[Data records]
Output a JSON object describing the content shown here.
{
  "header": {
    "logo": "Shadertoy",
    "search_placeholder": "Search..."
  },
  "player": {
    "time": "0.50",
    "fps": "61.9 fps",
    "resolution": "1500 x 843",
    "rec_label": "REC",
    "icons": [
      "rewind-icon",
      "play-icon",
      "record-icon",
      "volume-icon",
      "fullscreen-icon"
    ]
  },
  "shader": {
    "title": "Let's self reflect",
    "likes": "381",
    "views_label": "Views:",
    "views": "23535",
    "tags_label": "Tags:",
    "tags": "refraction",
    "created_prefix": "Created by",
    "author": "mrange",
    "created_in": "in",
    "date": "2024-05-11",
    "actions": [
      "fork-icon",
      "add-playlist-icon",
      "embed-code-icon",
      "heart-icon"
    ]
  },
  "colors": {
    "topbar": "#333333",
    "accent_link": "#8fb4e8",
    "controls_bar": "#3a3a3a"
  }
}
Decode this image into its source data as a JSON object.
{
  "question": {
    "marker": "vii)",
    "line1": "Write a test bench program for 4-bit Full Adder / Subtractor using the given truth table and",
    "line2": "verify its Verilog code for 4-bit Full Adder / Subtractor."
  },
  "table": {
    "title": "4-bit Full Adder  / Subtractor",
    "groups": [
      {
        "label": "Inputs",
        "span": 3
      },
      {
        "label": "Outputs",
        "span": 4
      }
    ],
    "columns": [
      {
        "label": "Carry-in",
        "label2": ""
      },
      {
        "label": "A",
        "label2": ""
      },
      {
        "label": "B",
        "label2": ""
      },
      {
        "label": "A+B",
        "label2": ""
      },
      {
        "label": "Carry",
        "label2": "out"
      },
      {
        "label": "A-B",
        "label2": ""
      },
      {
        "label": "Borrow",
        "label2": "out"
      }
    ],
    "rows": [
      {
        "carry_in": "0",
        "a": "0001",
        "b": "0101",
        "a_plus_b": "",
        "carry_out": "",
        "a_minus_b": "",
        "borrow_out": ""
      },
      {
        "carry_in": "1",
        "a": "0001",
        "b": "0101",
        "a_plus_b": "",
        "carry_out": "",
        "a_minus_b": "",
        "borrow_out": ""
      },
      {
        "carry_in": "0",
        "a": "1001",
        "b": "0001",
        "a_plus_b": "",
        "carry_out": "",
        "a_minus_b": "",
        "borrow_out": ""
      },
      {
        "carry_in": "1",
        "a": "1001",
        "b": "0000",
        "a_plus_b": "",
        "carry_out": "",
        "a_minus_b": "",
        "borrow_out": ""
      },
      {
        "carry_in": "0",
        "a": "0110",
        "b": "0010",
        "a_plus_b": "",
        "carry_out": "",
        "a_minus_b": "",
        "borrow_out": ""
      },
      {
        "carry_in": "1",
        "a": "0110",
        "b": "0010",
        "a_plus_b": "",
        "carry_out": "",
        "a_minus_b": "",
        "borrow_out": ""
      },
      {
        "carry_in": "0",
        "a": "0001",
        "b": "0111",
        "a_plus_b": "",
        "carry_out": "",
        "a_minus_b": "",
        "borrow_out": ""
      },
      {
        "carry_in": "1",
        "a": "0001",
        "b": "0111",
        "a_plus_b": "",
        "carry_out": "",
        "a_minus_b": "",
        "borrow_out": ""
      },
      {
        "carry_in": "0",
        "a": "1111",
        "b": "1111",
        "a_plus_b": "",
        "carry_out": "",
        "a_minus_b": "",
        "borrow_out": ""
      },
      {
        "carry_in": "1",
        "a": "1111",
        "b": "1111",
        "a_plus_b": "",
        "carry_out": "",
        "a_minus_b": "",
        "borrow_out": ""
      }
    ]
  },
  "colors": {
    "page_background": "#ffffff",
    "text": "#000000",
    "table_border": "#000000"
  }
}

### TASK TO COMPLETE
Write out every entry above, word for word.

### ANSWER FOR THIS EXERCISE
Output a JSON object describing the content shown here.
{
  "header": {
    "logo": "Shadertoy",
    "search_placeholder": "Search..."
  },
  "player": {
    "time": "0.50",
    "fps": "61.9 fps",
    "resolution": "1500 x 843",
    "rec_label": "REC",
    "icons": [
      "rewind-icon",
      "play-icon",
      "record-icon",
      "volume-icon",
      "fullscreen-icon"
    ]
  },
  "shader": {
    "title": "Let's self reflect",
    "likes": "381",
    "views_label": "Views:",
    "views": "23535",
    "tags_label": "Tags:",
    "tags": "refraction",
    "created_prefix": "Created by",
    "author": "mrange",
    "created_in": "in",
    "date": "2024-05-11",
    "actions": [
      "fork-icon",
      "add-playlist-icon",
      "embed-code-icon",
      "heart-icon"
    ]
  },
  "colors": {
    "topbar": "#333333",
    "accent_link": "#8fb4e8",
    "controls_bar": "#3a3a3a"
  }
}
Decode this image into its source data as a JSON object.
{
  "question": {
    "marker": "vii)",
    "line1": "Write a test bench program for 4-bit Full Adder / Subtractor using the given truth table and",
    "line2": "verify its Verilog code for 4-bit Full Adder / Subtractor."
  },
  "table": {
    "title": "4-bit Full Adder  / Subtractor",
    "groups": [
      {
        "label": "Inputs",
        "span": 3
      },
      {
        "label": "Outputs",
        "span": 4
      }
    ],
    "columns": [
      {
        "label": "Carry-in",
        "label2": ""
      },
      {
        "label": "A",
        "label2": ""
      },
      {
        "label": "B",
        "label2": ""
      },
      {
        "label": "A+B",
        "label2": ""
      },
      {
        "label": "Carry",
        "label2": "out"
      },
      {
        "label": "A-B",
        "label2": ""
      },
      {
        "label": "Borrow",
        "label2": "out"
      }
    ],
    "rows": [
      {
        "carry_in": "0",
        "a": "0001",
        "b": "0101",
        "a_plus_b": "",
        "carry_out": "",
        "a_minus_b": "",
        "borrow_out": ""
      },
      {
        "carry_in": "1",
        "a": "0001",
        "b": "0101",
        "a_plus_b": "",
        "carry_out": "",
        "a_minus_b": "",
        "borrow_out": ""
      },
      {
        "carry_in": "0",
        "a": "1001",
        "b": "0001",
        "a_plus_b": "",
        "carry_out": "",
        "a_minus_b": "",
        "borrow_out": ""
      },
      {
        "carry_in": "1",
        "a": "1001",
        "b": "0000",
        "a_plus_b": "",
        "carry_out": "",
        "a_minus_b": "",
        "borrow_out": ""
      },
      {
        "carry_in": "0",
        "a": "0110",
        "b": "0010",
        "a_plus_b": "",
        "carry_out": "",
        "a_minus_b": "",
        "borrow_out": ""
      },
      {
        "carry_in": "1",
        "a": "0110",
        "b": "0010",
        "a_plus_b": "",
        "carry_out": "",
        "a_minus_b": "",
        "borrow_out": ""
      },
      {
        "carry_in": "0",
        "a": "0001",
        "b": "0111",
        "a_plus_b": "",
        "carry_out": "",
        "a_minus_b": "",
        "borrow_out": ""
      },
      {
        "carry_in": "1",
        "a": "0001",
        "b": "0111",
        "a_plus_b": "",
        "carry_out": "",
        "a_minus_b": "",
        "borrow_out": ""
      },
      {
        "carry_in": "0",
        "a": "1111",
        "b": "1111",
        "a_plus_b": "",
        "carry_out": "",
        "a_minus_b": "",
        "borrow_out": ""
      },
      {
        "carry_in": "1",
        "a": "1111",
        "b": "1111",
        "a_plus_b": "",
        "carry_out": "",
        "a_minus_b": "",
        "borrow_out": ""
      }
    ]
  },
  "colors": {
    "page_background": "#ffffff",
    "text": "#000000",
    "table_border": "#000000"
  }
}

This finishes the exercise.